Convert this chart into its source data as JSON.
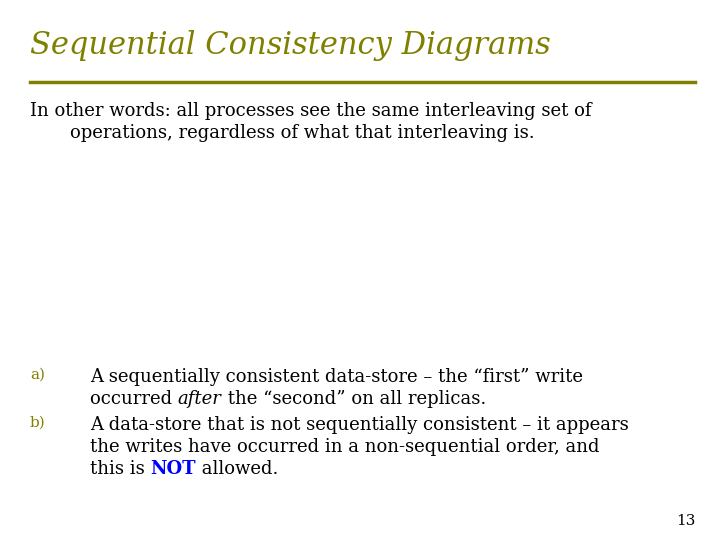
{
  "title": "Sequential Consistency Diagrams",
  "title_color": "#808000",
  "title_fontsize": 22,
  "body_text_line1": "In other words: all processes see the same interleaving set of",
  "body_text_line2": "operations, regardless of what that interleaving is.",
  "body_color": "#000000",
  "body_fontsize": 13,
  "item_a_label": "a)",
  "item_a_text_part1": "A sequentially consistent data-store – the “first” write",
  "item_a_text_part2_pre": "occurred ",
  "item_a_text_italic": "after",
  "item_a_text_part2_post": " the “second” on all replicas.",
  "item_b_label": "b)",
  "item_b_text_line1": "A data-store that is not sequentially consistent – it appears",
  "item_b_text_line2": "the writes have occurred in a non-sequential order, and",
  "item_b_text_line3_pre": "this is ",
  "item_b_text_NOT": "NOT",
  "item_b_text_line3_post": " allowed.",
  "item_color": "#000000",
  "item_fontsize": 13,
  "not_color": "#0000FF",
  "label_color": "#808000",
  "label_fontsize": 11,
  "divider_color": "#808000",
  "bg_color": "#FFFFFF",
  "page_number": "13",
  "page_number_color": "#000000",
  "page_number_fontsize": 11
}
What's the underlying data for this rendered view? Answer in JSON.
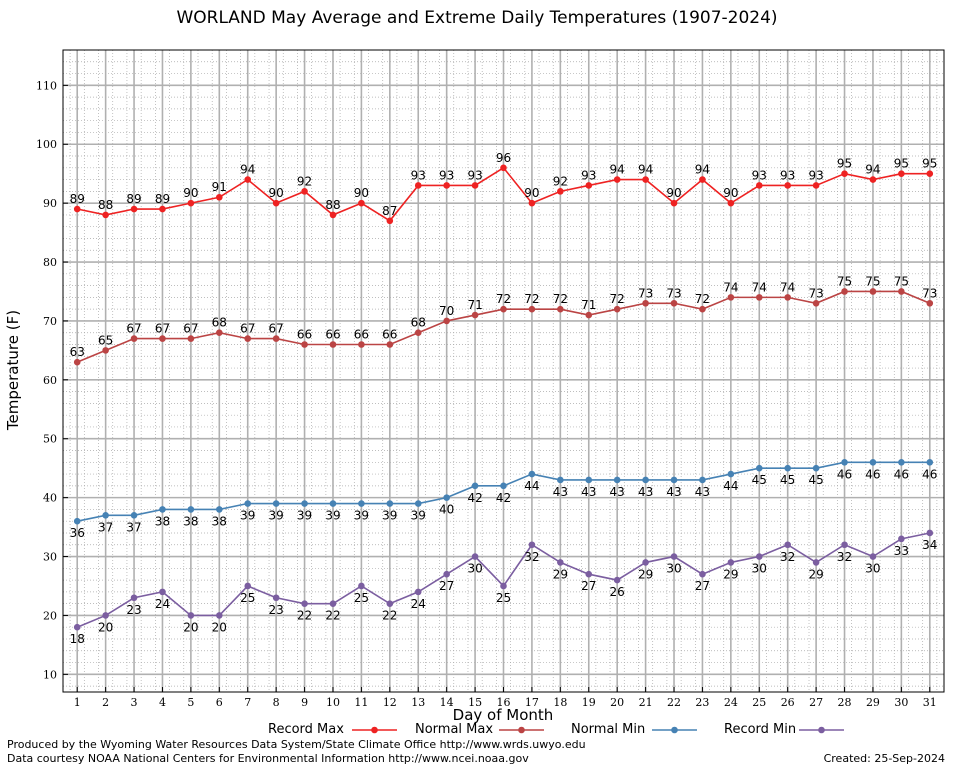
{
  "chart_data": {
    "type": "line",
    "title": "WORLAND May Average and Extreme Daily Temperatures (1907-2024)",
    "xlabel": "Day of Month",
    "ylabel": "Temperature (F)",
    "x": [
      1,
      2,
      3,
      4,
      5,
      6,
      7,
      8,
      9,
      10,
      11,
      12,
      13,
      14,
      15,
      16,
      17,
      18,
      19,
      20,
      21,
      22,
      23,
      24,
      25,
      26,
      27,
      28,
      29,
      30,
      31
    ],
    "xlim": [
      0.5,
      31.5
    ],
    "ylim": [
      7,
      116
    ],
    "yticks": [
      10,
      20,
      30,
      40,
      50,
      60,
      70,
      80,
      90,
      100,
      110
    ],
    "grid": true,
    "legend_position": "bottom",
    "series": [
      {
        "name": "Record Max",
        "color": "#ee2222",
        "label_position": "above",
        "values": [
          89,
          88,
          89,
          89,
          90,
          91,
          94,
          90,
          92,
          88,
          90,
          87,
          93,
          93,
          93,
          96,
          90,
          92,
          93,
          94,
          94,
          90,
          94,
          90,
          93,
          93,
          93,
          95,
          94,
          95,
          95
        ]
      },
      {
        "name": "Normal Max",
        "color": "#bb4444",
        "label_position": "above",
        "values": [
          63,
          65,
          67,
          67,
          67,
          68,
          67,
          67,
          66,
          66,
          66,
          66,
          68,
          70,
          71,
          72,
          72,
          72,
          71,
          72,
          73,
          73,
          72,
          74,
          74,
          74,
          73,
          75,
          75,
          75,
          73
        ]
      },
      {
        "name": "Normal Min",
        "color": "#4682b4",
        "label_position": "below",
        "values": [
          36,
          37,
          37,
          38,
          38,
          38,
          39,
          39,
          39,
          39,
          39,
          39,
          39,
          40,
          42,
          42,
          44,
          43,
          43,
          43,
          43,
          43,
          43,
          44,
          45,
          45,
          45,
          46,
          46,
          46,
          46
        ]
      },
      {
        "name": "Record Min",
        "color": "#7b5ea0",
        "label_position": "below",
        "values": [
          18,
          20,
          23,
          24,
          20,
          20,
          25,
          23,
          22,
          22,
          25,
          22,
          24,
          27,
          30,
          25,
          32,
          29,
          27,
          26,
          29,
          30,
          27,
          29,
          30,
          32,
          29,
          32,
          30,
          33,
          34
        ]
      }
    ]
  },
  "footer": {
    "produced_by": "Produced by the Wyoming Water Resources Data System/State Climate Office http://www.wrds.uwyo.edu",
    "courtesy": "Data courtesy NOAA National Centers for Environmental Information http://www.ncei.noaa.gov",
    "created": "Created:  25-Sep-2024"
  }
}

----------

Goal: The records shown above are to be repeated exactly, with the pictures left out.

Solved exercise:
Convert this chart into its source data as JSON.
{
  "title": "Sequential Consistency Diagrams",
  "title_color": "#808000",
  "title_fontsize": 22,
  "body_text_line1": "In other words: all processes see the same interleaving set of",
  "body_text_line2": "operations, regardless of what that interleaving is.",
  "body_color": "#000000",
  "body_fontsize": 13,
  "item_a_label": "a)",
  "item_a_text_part1": "A sequentially consistent data-store – the “first” write",
  "item_a_text_part2_pre": "occurred ",
  "item_a_text_italic": "after",
  "item_a_text_part2_post": " the “second” on all replicas.",
  "item_b_label": "b)",
  "item_b_text_line1": "A data-store that is not sequentially consistent – it appears",
  "item_b_text_line2": "the writes have occurred in a non-sequential order, and",
  "item_b_text_line3_pre": "this is ",
  "item_b_text_NOT": "NOT",
  "item_b_text_line3_post": " allowed.",
  "item_color": "#000000",
  "item_fontsize": 13,
  "not_color": "#0000FF",
  "label_color": "#808000",
  "label_fontsize": 11,
  "divider_color": "#808000",
  "bg_color": "#FFFFFF",
  "page_number": "13",
  "page_number_color": "#000000",
  "page_number_fontsize": 11
}
What's the underlying data for this rendered view? Answer in JSON.
{
  "chart_data": {
    "type": "line",
    "title": "WORLAND May Average and Extreme Daily Temperatures (1907-2024)",
    "xlabel": "Day of Month",
    "ylabel": "Temperature (F)",
    "x": [
      1,
      2,
      3,
      4,
      5,
      6,
      7,
      8,
      9,
      10,
      11,
      12,
      13,
      14,
      15,
      16,
      17,
      18,
      19,
      20,
      21,
      22,
      23,
      24,
      25,
      26,
      27,
      28,
      29,
      30,
      31
    ],
    "xlim": [
      0.5,
      31.5
    ],
    "ylim": [
      7,
      116
    ],
    "yticks": [
      10,
      20,
      30,
      40,
      50,
      60,
      70,
      80,
      90,
      100,
      110
    ],
    "grid": true,
    "legend_position": "bottom",
    "series": [
      {
        "name": "Record Max",
        "color": "#ee2222",
        "label_position": "above",
        "values": [
          89,
          88,
          89,
          89,
          90,
          91,
          94,
          90,
          92,
          88,
          90,
          87,
          93,
          93,
          93,
          96,
          90,
          92,
          93,
          94,
          94,
          90,
          94,
          90,
          93,
          93,
          93,
          95,
          94,
          95,
          95
        ]
      },
      {
        "name": "Normal Max",
        "color": "#bb4444",
        "label_position": "above",
        "values": [
          63,
          65,
          67,
          67,
          67,
          68,
          67,
          67,
          66,
          66,
          66,
          66,
          68,
          70,
          71,
          72,
          72,
          72,
          71,
          72,
          73,
          73,
          72,
          74,
          74,
          74,
          73,
          75,
          75,
          75,
          73
        ]
      },
      {
        "name": "Normal Min",
        "color": "#4682b4",
        "label_position": "below",
        "values": [
          36,
          37,
          37,
          38,
          38,
          38,
          39,
          39,
          39,
          39,
          39,
          39,
          39,
          40,
          42,
          42,
          44,
          43,
          43,
          43,
          43,
          43,
          43,
          44,
          45,
          45,
          45,
          46,
          46,
          46,
          46
        ]
      },
      {
        "name": "Record Min",
        "color": "#7b5ea0",
        "label_position": "below",
        "values": [
          18,
          20,
          23,
          24,
          20,
          20,
          25,
          23,
          22,
          22,
          25,
          22,
          24,
          27,
          30,
          25,
          32,
          29,
          27,
          26,
          29,
          30,
          27,
          29,
          30,
          32,
          29,
          32,
          30,
          33,
          34
        ]
      }
    ]
  },
  "footer": {
    "produced_by": "Produced by the Wyoming Water Resources Data System/State Climate Office http://www.wrds.uwyo.edu",
    "courtesy": "Data courtesy NOAA National Centers for Environmental Information http://www.ncei.noaa.gov",
    "created": "Created:  25-Sep-2024"
  }
}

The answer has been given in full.